> [Task directions]: Where a line contains the string "JSON", copy that line.

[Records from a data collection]
-- Begin --

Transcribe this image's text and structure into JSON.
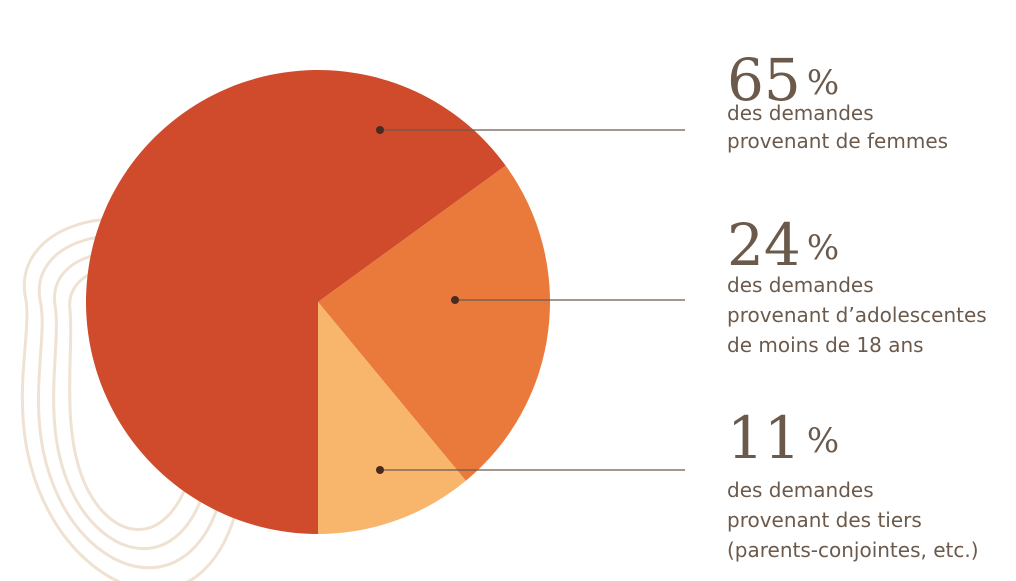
{
  "chart_data": {
    "type": "pie",
    "values": [
      65,
      24,
      11
    ],
    "unit": "%",
    "colors": [
      "#d04a2c",
      "#ea7a3c",
      "#f7b66c"
    ],
    "labels": [
      [
        "des demandes",
        "provenant de femmes"
      ],
      [
        "des demandes",
        "provenant d’adolescentes",
        "de moins de 18 ans"
      ],
      [
        "des demandes",
        "provenant des tiers",
        "(parents-conjointes, etc.)"
      ]
    ]
  }
}
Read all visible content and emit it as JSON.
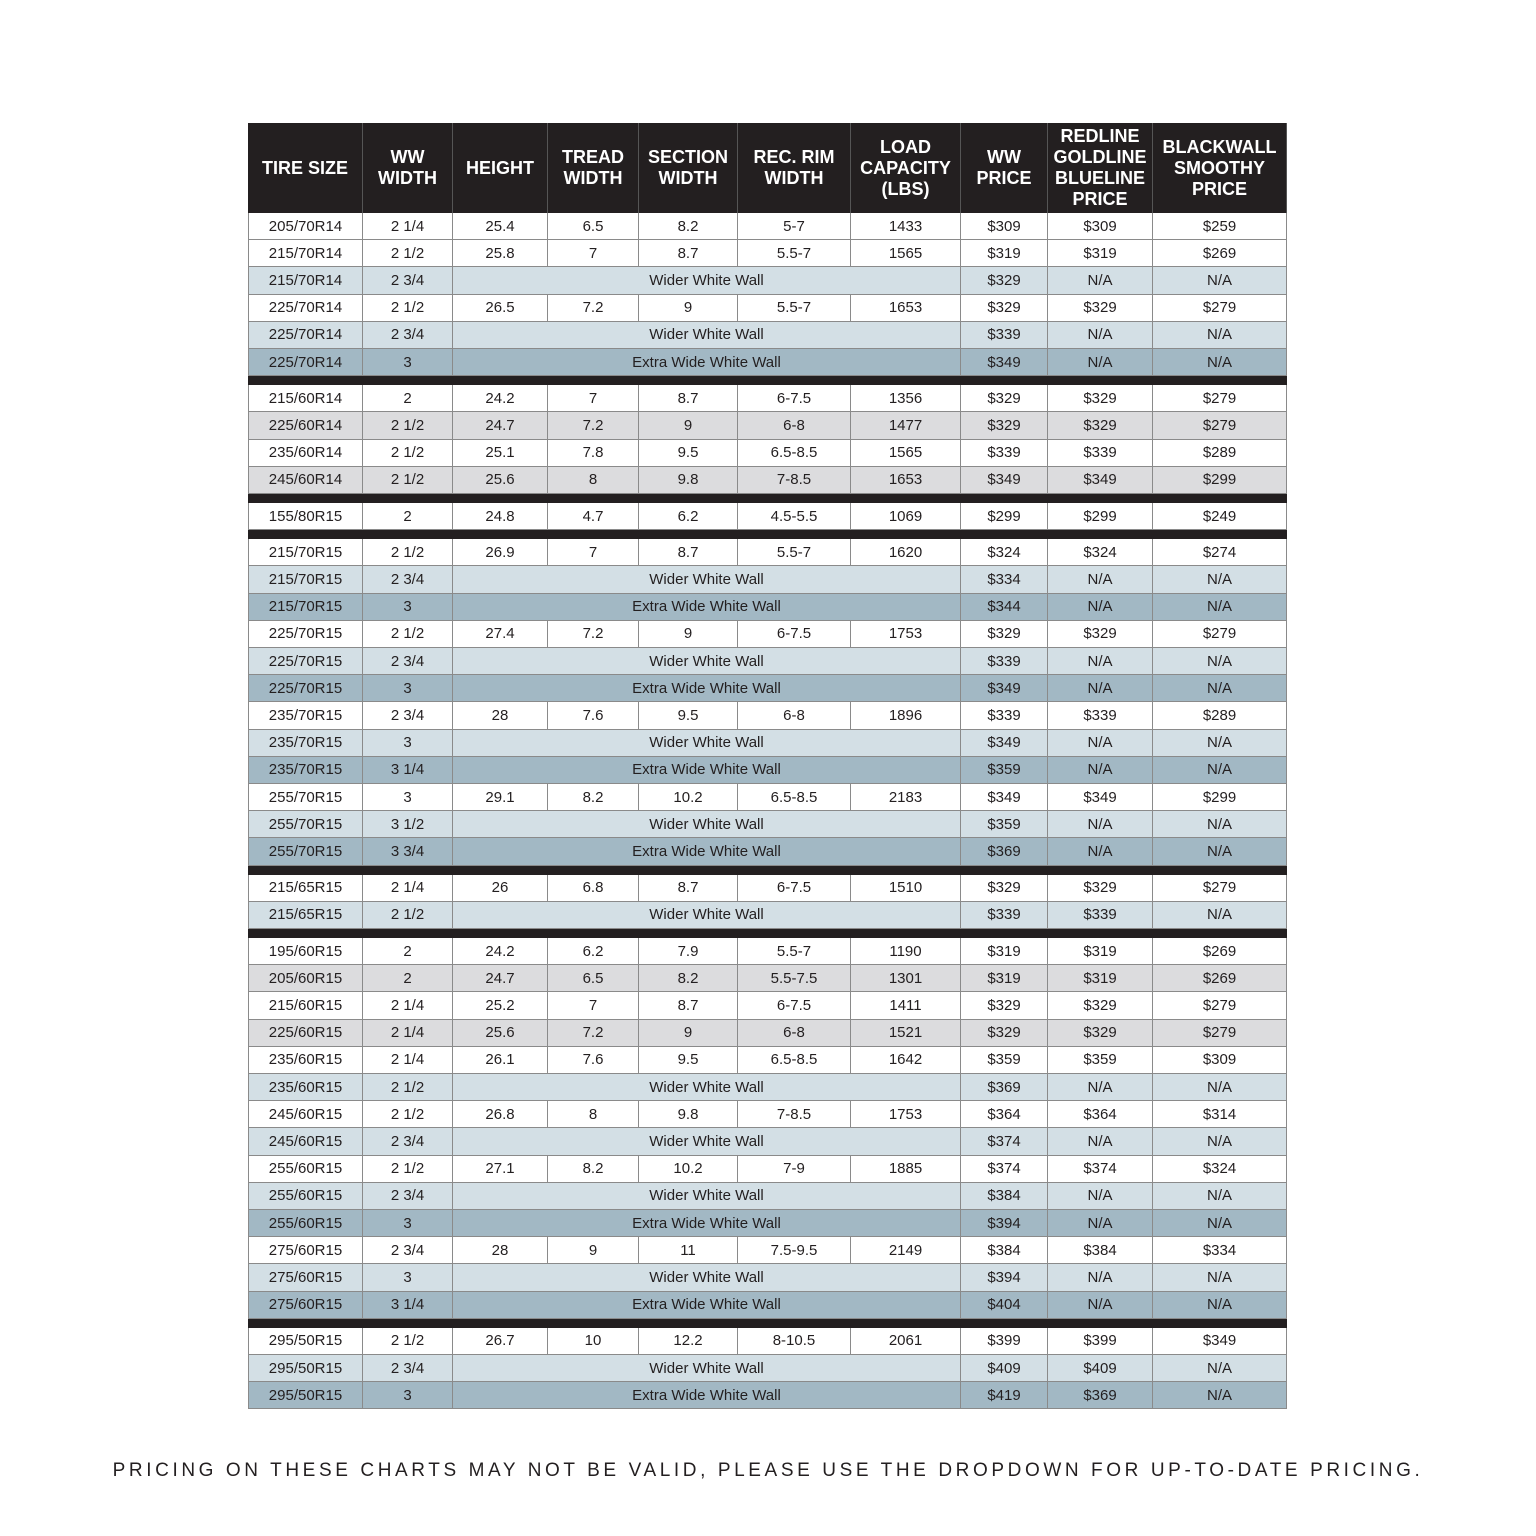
{
  "table": {
    "header": [
      [
        "TIRE SIZE"
      ],
      [
        "WW",
        "WIDTH"
      ],
      [
        "HEIGHT"
      ],
      [
        "TREAD",
        "WIDTH"
      ],
      [
        "SECTION",
        "WIDTH"
      ],
      [
        "REC. RIM",
        "WIDTH"
      ],
      [
        "LOAD",
        "CAPACITY",
        "(LBS)"
      ],
      [
        "WW",
        "PRICE"
      ],
      [
        "REDLINE",
        "GOLDLINE",
        "BLUELINE",
        "PRICE"
      ],
      [
        "BLACKWALL",
        "SMOOTHY",
        "PRICE"
      ]
    ],
    "groups": [
      [
        [
          "205/70R14",
          "2 1/4",
          "25.4",
          "6.5",
          "8.2",
          "5-7",
          "1433",
          "$309",
          "$309",
          "$259"
        ],
        [
          "215/70R14",
          "2 1/2",
          "25.8",
          "7",
          "8.7",
          "5.5-7",
          "1565",
          "$319",
          "$319",
          "$269"
        ],
        [
          "215/70R14",
          "2 3/4",
          "Wider White Wall",
          "$329",
          "N/A",
          "N/A"
        ],
        [
          "225/70R14",
          "2 1/2",
          "26.5",
          "7.2",
          "9",
          "5.5-7",
          "1653",
          "$329",
          "$329",
          "$279"
        ],
        [
          "225/70R14",
          "2 3/4",
          "Wider White Wall",
          "$339",
          "N/A",
          "N/A"
        ],
        [
          "225/70R14",
          "3",
          "Extra Wide White Wall",
          "$349",
          "N/A",
          "N/A"
        ]
      ],
      [
        [
          "215/60R14",
          "2",
          "24.2",
          "7",
          "8.7",
          "6-7.5",
          "1356",
          "$329",
          "$329",
          "$279"
        ],
        [
          "225/60R14",
          "2 1/2",
          "24.7",
          "7.2",
          "9",
          "6-8",
          "1477",
          "$329",
          "$329",
          "$279"
        ],
        [
          "235/60R14",
          "2 1/2",
          "25.1",
          "7.8",
          "9.5",
          "6.5-8.5",
          "1565",
          "$339",
          "$339",
          "$289"
        ],
        [
          "245/60R14",
          "2 1/2",
          "25.6",
          "8",
          "9.8",
          "7-8.5",
          "1653",
          "$349",
          "$349",
          "$299"
        ]
      ],
      [
        [
          "155/80R15",
          "2",
          "24.8",
          "4.7",
          "6.2",
          "4.5-5.5",
          "1069",
          "$299",
          "$299",
          "$249"
        ]
      ],
      [
        [
          "215/70R15",
          "2 1/2",
          "26.9",
          "7",
          "8.7",
          "5.5-7",
          "1620",
          "$324",
          "$324",
          "$274"
        ],
        [
          "215/70R15",
          "2 3/4",
          "Wider White Wall",
          "$334",
          "N/A",
          "N/A"
        ],
        [
          "215/70R15",
          "3",
          "Extra Wide White Wall",
          "$344",
          "N/A",
          "N/A"
        ],
        [
          "225/70R15",
          "2 1/2",
          "27.4",
          "7.2",
          "9",
          "6-7.5",
          "1753",
          "$329",
          "$329",
          "$279"
        ],
        [
          "225/70R15",
          "2 3/4",
          "Wider White Wall",
          "$339",
          "N/A",
          "N/A"
        ],
        [
          "225/70R15",
          "3",
          "Extra Wide White Wall",
          "$349",
          "N/A",
          "N/A"
        ],
        [
          "235/70R15",
          "2 3/4",
          "28",
          "7.6",
          "9.5",
          "6-8",
          "1896",
          "$339",
          "$339",
          "$289"
        ],
        [
          "235/70R15",
          "3",
          "Wider White Wall",
          "$349",
          "N/A",
          "N/A"
        ],
        [
          "235/70R15",
          "3 1/4",
          "Extra Wide White Wall",
          "$359",
          "N/A",
          "N/A"
        ],
        [
          "255/70R15",
          "3",
          "29.1",
          "8.2",
          "10.2",
          "6.5-8.5",
          "2183",
          "$349",
          "$349",
          "$299"
        ],
        [
          "255/70R15",
          "3 1/2",
          "Wider White Wall",
          "$359",
          "N/A",
          "N/A"
        ],
        [
          "255/70R15",
          "3 3/4",
          "Extra Wide White Wall",
          "$369",
          "N/A",
          "N/A"
        ]
      ],
      [
        [
          "215/65R15",
          "2 1/4",
          "26",
          "6.8",
          "8.7",
          "6-7.5",
          "1510",
          "$329",
          "$329",
          "$279"
        ],
        [
          "215/65R15",
          "2 1/2",
          "Wider White Wall",
          "$339",
          "$339",
          "N/A"
        ]
      ],
      [
        [
          "195/60R15",
          "2",
          "24.2",
          "6.2",
          "7.9",
          "5.5-7",
          "1190",
          "$319",
          "$319",
          "$269"
        ],
        [
          "205/60R15",
          "2",
          "24.7",
          "6.5",
          "8.2",
          "5.5-7.5",
          "1301",
          "$319",
          "$319",
          "$269"
        ],
        [
          "215/60R15",
          "2 1/4",
          "25.2",
          "7",
          "8.7",
          "6-7.5",
          "1411",
          "$329",
          "$329",
          "$279"
        ],
        [
          "225/60R15",
          "2 1/4",
          "25.6",
          "7.2",
          "9",
          "6-8",
          "1521",
          "$329",
          "$329",
          "$279"
        ],
        [
          "235/60R15",
          "2 1/4",
          "26.1",
          "7.6",
          "9.5",
          "6.5-8.5",
          "1642",
          "$359",
          "$359",
          "$309"
        ],
        [
          "235/60R15",
          "2 1/2",
          "Wider White Wall",
          "$369",
          "N/A",
          "N/A"
        ],
        [
          "245/60R15",
          "2 1/2",
          "26.8",
          "8",
          "9.8",
          "7-8.5",
          "1753",
          "$364",
          "$364",
          "$314"
        ],
        [
          "245/60R15",
          "2 3/4",
          "Wider White Wall",
          "$374",
          "N/A",
          "N/A"
        ],
        [
          "255/60R15",
          "2 1/2",
          "27.1",
          "8.2",
          "10.2",
          "7-9",
          "1885",
          "$374",
          "$374",
          "$324"
        ],
        [
          "255/60R15",
          "2 3/4",
          "Wider White Wall",
          "$384",
          "N/A",
          "N/A"
        ],
        [
          "255/60R15",
          "3",
          "Extra Wide White Wall",
          "$394",
          "N/A",
          "N/A"
        ],
        [
          "275/60R15",
          "2 3/4",
          "28",
          "9",
          "11",
          "7.5-9.5",
          "2149",
          "$384",
          "$384",
          "$334"
        ],
        [
          "275/60R15",
          "3",
          "Wider White Wall",
          "$394",
          "N/A",
          "N/A"
        ],
        [
          "275/60R15",
          "3 1/4",
          "Extra Wide White Wall",
          "$404",
          "N/A",
          "N/A"
        ]
      ],
      [
        [
          "295/50R15",
          "2 1/2",
          "26.7",
          "10",
          "12.2",
          "8-10.5",
          "2061",
          "$399",
          "$399",
          "$349"
        ],
        [
          "295/50R15",
          "2 3/4",
          "Wider White Wall",
          "$409",
          "$409",
          "N/A"
        ],
        [
          "295/50R15",
          "3",
          "Extra Wide White Wall",
          "$419",
          "$369",
          "N/A"
        ]
      ]
    ]
  },
  "footer": "PRICING ON THESE CHARTS MAY NOT BE VALID, PLEASE USE THE DROPDOWN FOR UP-TO-DATE PRICING."
}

-- End --

> [The reply]:
Transcribe this image's text and structure into JSON.
Read all visible content and emit it as JSON.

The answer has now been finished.